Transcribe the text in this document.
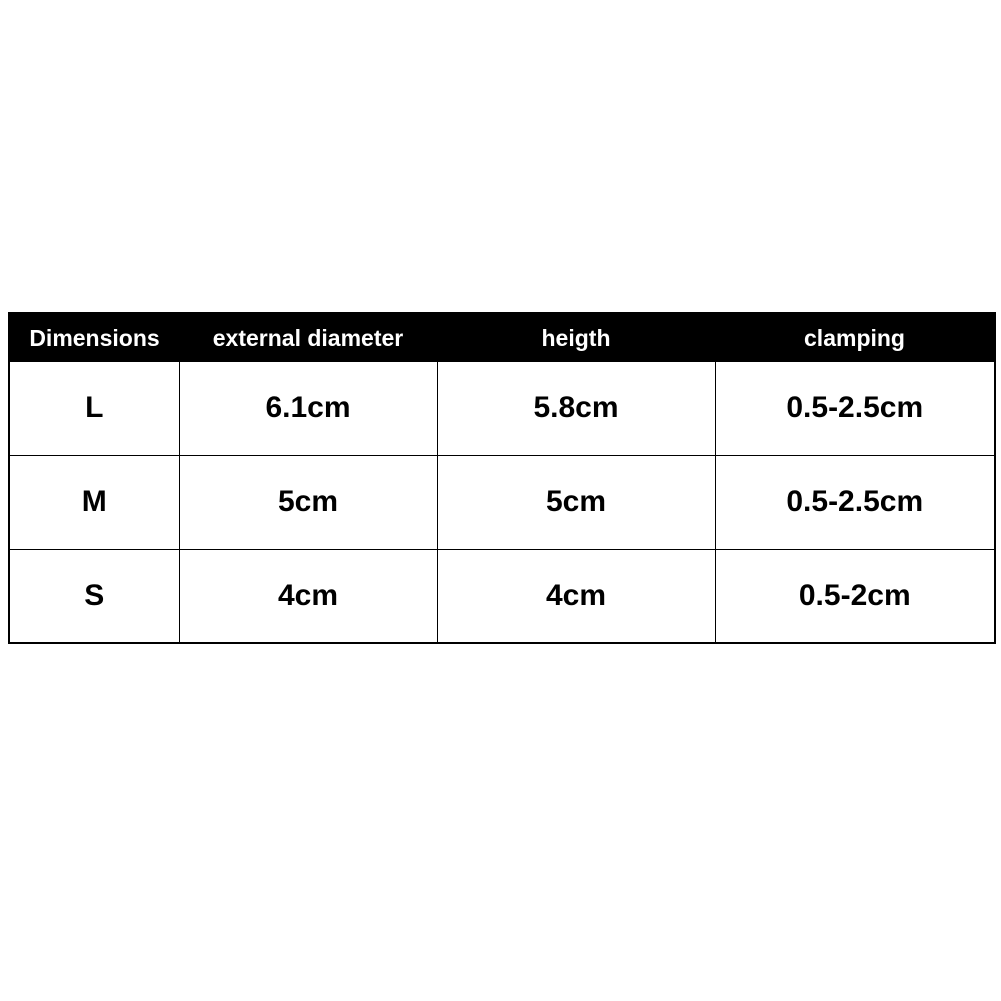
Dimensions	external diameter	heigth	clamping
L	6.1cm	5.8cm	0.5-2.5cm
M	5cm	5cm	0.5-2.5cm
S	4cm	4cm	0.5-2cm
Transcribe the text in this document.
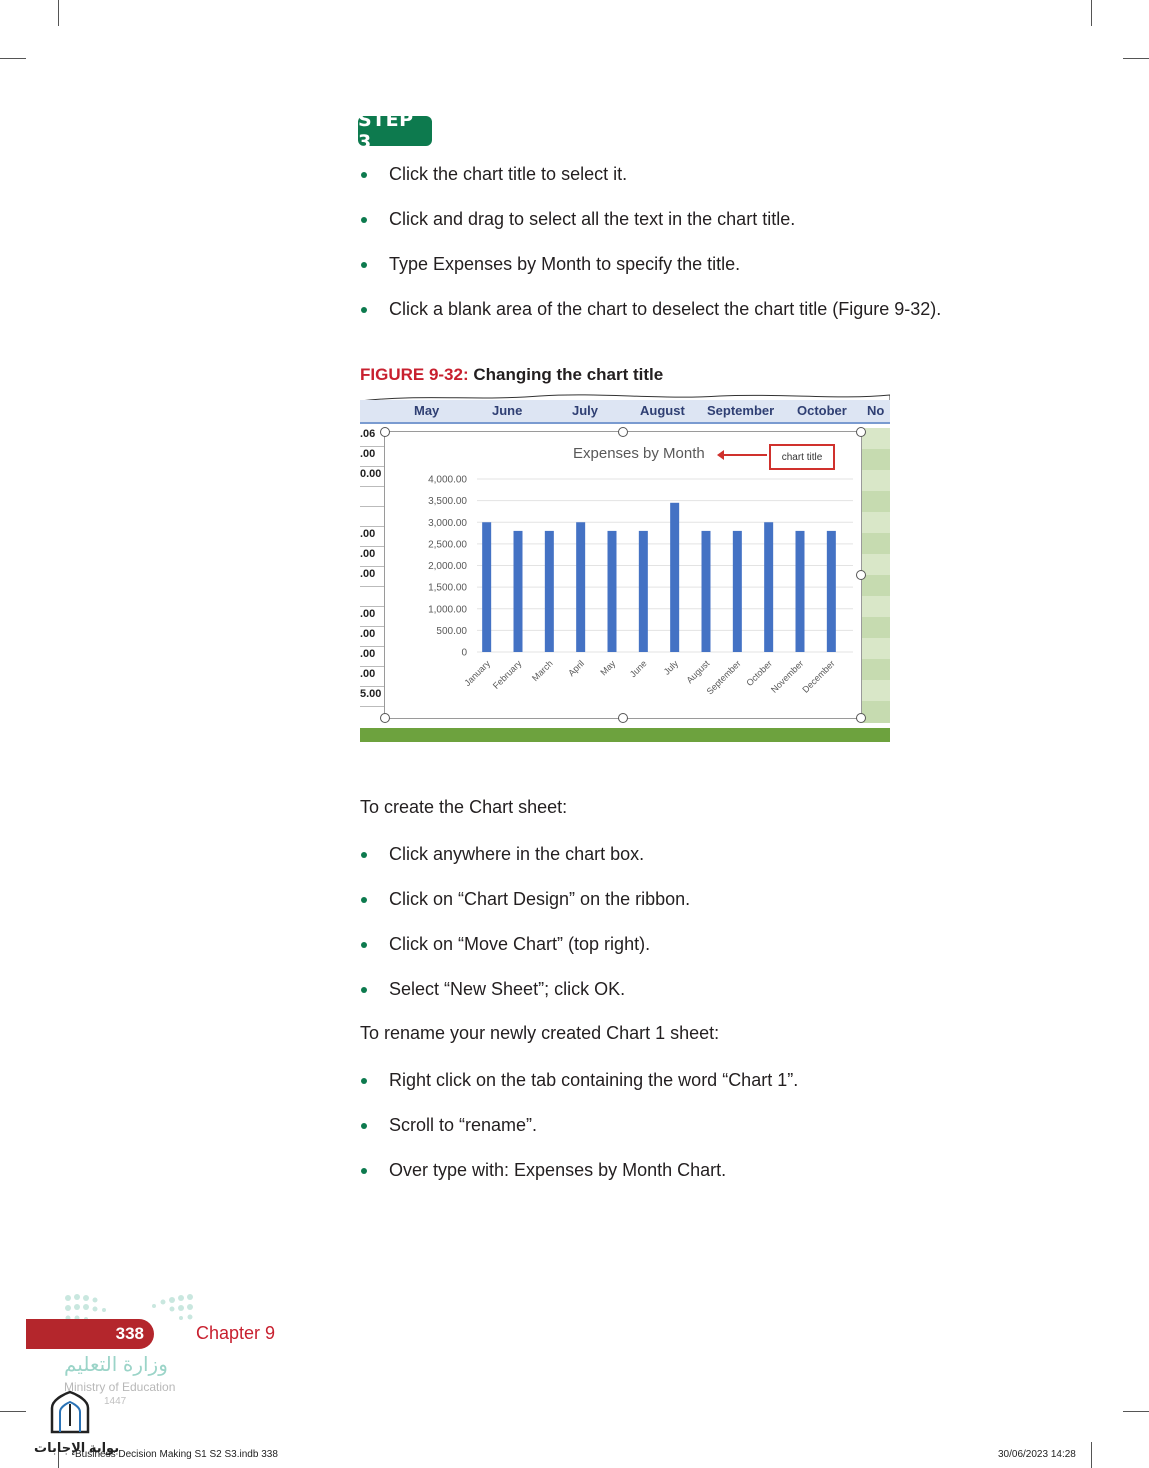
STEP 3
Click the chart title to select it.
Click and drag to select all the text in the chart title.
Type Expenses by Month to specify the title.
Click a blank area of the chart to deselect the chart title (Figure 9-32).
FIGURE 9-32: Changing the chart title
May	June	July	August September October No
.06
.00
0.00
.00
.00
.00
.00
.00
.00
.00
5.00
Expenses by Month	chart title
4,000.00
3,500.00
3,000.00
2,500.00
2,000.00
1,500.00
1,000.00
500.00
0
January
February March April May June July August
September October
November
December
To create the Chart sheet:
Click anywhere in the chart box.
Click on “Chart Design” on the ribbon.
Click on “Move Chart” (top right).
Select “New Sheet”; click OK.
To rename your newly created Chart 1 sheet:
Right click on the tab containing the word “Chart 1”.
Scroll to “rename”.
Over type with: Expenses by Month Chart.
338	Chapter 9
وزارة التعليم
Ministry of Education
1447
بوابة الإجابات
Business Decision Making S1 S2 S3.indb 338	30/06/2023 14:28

#### What needs to be done
From the entries above, copy every line where the word "June" shows up.

#### Written solution
May	June	July	August September October No
February March April May June July August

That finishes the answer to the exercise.